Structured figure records
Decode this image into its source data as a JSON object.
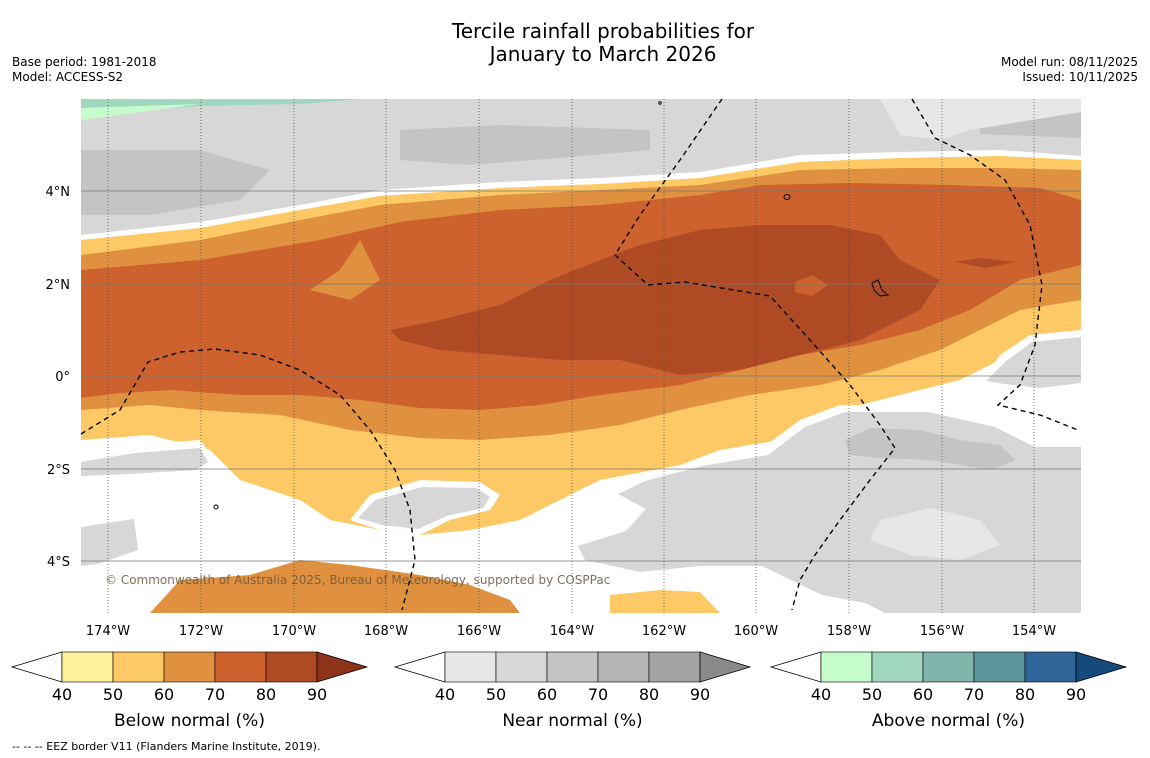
{
  "title_line1": "Tercile rainfall probabilities for",
  "title_line2": "January to March 2026",
  "meta_left": {
    "base_period": "Base period: 1981-2018",
    "model": "Model: ACCESS-S2"
  },
  "meta_right": {
    "model_run": "Model run: 08/11/2025",
    "issued": "Issued: 10/11/2025"
  },
  "lat_labels": [
    "4°N",
    "2°N",
    "0°",
    "2°S",
    "4°S"
  ],
  "lon_labels": [
    "174°W",
    "172°W",
    "170°W",
    "168°W",
    "166°W",
    "164°W",
    "162°W",
    "160°W",
    "158°W",
    "156°W",
    "154°W"
  ],
  "copyright": "© Commonwealth of Australia 2025, Bureau of Meteorology, supported by COSPPac",
  "colorbars": [
    {
      "label": "Below normal (%)",
      "ticks": [
        "40",
        "50",
        "60",
        "70",
        "80",
        "90"
      ],
      "colors": [
        "#fff09c",
        "#fdc966",
        "#e0913f",
        "#cd622e",
        "#ae4a24",
        "#8e3219"
      ]
    },
    {
      "label": "Near normal (%)",
      "ticks": [
        "40",
        "50",
        "60",
        "70",
        "80",
        "90"
      ],
      "colors": [
        "#e7e7e7",
        "#d7d7d7",
        "#c4c4c4",
        "#b5b5b5",
        "#a4a4a4",
        "#8a8a8a"
      ]
    },
    {
      "label": "Above normal (%)",
      "ticks": [
        "40",
        "50",
        "60",
        "70",
        "80",
        "90"
      ],
      "colors": [
        "#c6fbcb",
        "#a0d7be",
        "#80b5ab",
        "#5e96a0",
        "#2f6699",
        "#16497c"
      ]
    }
  ],
  "footer": "-- -- -- EEZ border V11 (Flanders Marine Institute, 2019)."
}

§ Required task
Look over the listing. Pull out every line with the string "normal" in it.

§ Task output
      "label": "Below normal (%)",
      "label": "Near normal (%)",
      "label": "Above normal (%)",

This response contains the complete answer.